[Stored data]
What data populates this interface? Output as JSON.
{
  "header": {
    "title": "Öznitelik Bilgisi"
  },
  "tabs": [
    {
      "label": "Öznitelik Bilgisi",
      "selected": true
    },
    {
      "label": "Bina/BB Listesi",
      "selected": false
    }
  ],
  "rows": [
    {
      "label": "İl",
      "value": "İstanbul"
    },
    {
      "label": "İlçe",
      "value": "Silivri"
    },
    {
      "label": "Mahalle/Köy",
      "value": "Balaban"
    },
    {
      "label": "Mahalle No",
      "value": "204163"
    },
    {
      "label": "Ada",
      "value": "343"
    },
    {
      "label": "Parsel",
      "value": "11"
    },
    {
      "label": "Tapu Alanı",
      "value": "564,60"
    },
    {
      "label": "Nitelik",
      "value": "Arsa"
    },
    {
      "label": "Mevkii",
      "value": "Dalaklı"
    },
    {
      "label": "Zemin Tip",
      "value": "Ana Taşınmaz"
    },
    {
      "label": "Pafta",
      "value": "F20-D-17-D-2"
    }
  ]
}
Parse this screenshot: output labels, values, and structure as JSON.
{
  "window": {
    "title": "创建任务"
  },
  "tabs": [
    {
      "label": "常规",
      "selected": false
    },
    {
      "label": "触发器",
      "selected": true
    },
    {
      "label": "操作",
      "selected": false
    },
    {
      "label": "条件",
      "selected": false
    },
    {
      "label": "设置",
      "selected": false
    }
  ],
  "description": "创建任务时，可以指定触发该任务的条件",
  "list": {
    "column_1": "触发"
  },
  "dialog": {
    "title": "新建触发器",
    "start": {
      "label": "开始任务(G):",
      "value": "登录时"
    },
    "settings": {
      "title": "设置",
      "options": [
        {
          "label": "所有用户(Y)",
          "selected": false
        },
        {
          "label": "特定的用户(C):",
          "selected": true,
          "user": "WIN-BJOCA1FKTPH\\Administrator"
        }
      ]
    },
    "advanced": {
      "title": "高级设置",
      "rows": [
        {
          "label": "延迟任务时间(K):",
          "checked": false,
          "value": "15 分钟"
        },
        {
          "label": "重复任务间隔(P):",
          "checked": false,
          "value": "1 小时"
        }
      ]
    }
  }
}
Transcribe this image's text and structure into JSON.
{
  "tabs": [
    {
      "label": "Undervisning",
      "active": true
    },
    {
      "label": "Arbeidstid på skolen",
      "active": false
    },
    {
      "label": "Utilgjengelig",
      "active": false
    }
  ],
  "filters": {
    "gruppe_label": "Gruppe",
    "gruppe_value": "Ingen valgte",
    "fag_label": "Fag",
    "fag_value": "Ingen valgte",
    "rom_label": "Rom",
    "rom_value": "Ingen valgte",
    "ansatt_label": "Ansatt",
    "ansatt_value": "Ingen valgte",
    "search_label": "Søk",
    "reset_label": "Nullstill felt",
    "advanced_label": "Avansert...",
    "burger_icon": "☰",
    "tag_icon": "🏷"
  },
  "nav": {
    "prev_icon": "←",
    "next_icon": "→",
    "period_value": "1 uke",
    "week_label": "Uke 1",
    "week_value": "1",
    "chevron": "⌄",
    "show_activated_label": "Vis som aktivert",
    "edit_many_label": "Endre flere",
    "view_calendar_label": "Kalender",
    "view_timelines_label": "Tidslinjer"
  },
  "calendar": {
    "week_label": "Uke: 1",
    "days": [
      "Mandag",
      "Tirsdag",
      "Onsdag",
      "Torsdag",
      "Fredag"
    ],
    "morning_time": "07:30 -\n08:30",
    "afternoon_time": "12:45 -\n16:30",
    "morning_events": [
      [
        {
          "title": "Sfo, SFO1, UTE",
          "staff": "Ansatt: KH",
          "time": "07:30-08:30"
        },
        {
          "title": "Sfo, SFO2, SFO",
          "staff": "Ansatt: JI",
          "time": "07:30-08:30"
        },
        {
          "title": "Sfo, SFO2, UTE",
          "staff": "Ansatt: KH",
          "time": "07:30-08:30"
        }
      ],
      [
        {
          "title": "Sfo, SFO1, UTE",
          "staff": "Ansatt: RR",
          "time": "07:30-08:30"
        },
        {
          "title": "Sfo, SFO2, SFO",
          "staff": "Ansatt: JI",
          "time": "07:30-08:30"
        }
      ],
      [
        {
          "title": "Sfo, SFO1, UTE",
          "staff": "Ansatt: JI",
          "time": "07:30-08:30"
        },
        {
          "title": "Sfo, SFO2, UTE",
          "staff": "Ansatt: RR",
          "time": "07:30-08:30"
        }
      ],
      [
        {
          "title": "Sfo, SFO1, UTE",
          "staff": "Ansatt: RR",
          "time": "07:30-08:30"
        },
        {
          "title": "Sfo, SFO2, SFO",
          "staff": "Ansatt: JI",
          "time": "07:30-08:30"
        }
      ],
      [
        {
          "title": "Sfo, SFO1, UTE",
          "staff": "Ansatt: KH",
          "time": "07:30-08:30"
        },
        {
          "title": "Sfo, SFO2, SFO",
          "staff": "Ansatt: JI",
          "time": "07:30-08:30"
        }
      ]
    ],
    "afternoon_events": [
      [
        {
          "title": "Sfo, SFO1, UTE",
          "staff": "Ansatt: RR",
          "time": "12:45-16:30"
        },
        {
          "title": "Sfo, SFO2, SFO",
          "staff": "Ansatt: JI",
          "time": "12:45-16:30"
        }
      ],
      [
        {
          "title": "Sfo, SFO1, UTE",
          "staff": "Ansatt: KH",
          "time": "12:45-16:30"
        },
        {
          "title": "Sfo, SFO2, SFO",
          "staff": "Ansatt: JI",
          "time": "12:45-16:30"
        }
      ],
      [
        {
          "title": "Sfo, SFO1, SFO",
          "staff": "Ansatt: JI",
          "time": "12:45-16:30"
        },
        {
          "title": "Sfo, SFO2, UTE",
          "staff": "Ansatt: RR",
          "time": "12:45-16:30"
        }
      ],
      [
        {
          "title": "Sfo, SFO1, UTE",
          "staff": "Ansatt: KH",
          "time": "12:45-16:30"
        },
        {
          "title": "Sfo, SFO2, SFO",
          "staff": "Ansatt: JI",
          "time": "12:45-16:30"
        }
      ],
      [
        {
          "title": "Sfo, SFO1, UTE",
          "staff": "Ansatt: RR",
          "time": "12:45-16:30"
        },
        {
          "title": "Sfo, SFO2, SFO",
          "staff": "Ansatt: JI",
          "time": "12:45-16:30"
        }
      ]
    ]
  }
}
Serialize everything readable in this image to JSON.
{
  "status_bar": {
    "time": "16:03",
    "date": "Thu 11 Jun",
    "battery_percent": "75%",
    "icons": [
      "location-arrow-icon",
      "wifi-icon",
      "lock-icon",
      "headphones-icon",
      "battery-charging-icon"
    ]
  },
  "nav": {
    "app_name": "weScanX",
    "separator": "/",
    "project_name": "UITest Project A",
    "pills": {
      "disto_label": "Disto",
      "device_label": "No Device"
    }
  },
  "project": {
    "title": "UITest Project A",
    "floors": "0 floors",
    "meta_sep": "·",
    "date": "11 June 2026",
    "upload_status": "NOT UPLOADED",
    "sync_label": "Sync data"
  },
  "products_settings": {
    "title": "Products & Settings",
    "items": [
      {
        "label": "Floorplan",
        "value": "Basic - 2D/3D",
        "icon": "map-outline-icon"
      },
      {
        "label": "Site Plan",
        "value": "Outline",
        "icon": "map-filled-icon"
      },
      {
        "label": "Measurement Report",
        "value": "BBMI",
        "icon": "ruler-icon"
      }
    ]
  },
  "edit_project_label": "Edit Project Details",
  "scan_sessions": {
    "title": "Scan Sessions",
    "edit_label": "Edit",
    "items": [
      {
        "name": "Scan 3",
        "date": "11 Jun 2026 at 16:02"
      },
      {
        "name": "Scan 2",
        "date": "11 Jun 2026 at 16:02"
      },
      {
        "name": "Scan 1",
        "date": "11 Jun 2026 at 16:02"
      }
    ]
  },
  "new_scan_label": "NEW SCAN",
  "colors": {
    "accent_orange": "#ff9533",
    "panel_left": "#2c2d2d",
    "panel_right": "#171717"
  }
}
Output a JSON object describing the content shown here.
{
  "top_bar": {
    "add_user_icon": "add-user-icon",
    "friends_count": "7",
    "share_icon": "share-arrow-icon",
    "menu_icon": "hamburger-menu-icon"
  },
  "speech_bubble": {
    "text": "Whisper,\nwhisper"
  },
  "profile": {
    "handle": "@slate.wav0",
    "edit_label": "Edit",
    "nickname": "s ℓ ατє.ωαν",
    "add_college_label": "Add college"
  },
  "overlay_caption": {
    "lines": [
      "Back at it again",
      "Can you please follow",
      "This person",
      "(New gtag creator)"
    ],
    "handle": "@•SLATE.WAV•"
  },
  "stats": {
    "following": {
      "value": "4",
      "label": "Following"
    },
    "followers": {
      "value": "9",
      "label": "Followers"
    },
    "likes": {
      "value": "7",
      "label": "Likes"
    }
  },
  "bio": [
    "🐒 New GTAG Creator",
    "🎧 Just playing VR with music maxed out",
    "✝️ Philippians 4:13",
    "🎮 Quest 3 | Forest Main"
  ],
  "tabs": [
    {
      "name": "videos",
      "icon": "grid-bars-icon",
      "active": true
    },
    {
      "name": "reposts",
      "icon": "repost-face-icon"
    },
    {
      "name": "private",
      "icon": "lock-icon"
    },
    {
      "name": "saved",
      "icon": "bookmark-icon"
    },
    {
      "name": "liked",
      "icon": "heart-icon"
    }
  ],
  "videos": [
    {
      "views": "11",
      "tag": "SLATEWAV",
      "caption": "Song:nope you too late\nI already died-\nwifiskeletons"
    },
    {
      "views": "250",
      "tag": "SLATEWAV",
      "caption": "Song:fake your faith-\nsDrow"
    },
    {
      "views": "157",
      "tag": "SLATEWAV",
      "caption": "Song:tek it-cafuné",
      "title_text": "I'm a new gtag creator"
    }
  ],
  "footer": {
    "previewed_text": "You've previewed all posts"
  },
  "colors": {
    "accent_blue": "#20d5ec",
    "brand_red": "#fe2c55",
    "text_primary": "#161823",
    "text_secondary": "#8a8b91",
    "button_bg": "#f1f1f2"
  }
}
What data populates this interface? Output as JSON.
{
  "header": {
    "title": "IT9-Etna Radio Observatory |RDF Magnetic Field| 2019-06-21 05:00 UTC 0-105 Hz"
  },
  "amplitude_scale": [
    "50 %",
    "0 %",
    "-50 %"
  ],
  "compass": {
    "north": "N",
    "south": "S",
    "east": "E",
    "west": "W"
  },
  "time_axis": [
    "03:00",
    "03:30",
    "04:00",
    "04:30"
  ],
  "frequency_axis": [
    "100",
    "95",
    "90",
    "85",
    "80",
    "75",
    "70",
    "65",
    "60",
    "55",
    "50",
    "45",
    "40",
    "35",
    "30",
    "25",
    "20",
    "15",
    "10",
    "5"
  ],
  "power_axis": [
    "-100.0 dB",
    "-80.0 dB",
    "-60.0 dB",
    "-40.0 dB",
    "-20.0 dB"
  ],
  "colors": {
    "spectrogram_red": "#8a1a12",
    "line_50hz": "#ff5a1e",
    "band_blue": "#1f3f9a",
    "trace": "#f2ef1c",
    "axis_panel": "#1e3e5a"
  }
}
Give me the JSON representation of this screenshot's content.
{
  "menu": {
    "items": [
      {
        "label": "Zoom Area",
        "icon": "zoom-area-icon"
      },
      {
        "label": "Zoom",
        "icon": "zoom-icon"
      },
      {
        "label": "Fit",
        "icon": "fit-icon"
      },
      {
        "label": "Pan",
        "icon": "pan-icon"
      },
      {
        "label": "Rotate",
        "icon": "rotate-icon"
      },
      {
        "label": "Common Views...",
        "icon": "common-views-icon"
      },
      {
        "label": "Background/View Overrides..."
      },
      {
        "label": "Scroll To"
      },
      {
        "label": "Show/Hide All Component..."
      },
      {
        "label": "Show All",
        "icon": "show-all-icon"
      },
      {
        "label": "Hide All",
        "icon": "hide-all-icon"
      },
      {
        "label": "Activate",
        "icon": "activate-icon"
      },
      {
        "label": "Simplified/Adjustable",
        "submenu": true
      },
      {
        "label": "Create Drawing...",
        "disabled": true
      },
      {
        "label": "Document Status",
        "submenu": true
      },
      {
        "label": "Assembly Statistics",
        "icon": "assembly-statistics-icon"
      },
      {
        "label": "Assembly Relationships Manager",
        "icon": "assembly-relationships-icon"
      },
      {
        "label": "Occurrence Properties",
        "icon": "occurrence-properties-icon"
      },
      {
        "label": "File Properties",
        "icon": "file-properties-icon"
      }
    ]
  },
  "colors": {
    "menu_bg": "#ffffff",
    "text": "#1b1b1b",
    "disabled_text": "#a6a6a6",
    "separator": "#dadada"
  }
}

_Short exercise_
In the entries above, locate every line with the word "Ingen" and copy it.

_The answer_
    "gruppe_value": "Ingen valgte",
    "fag_value": "Ingen valgte",
    "rom_value": "Ingen valgte",
    "ansatt_value": "Ingen valgte",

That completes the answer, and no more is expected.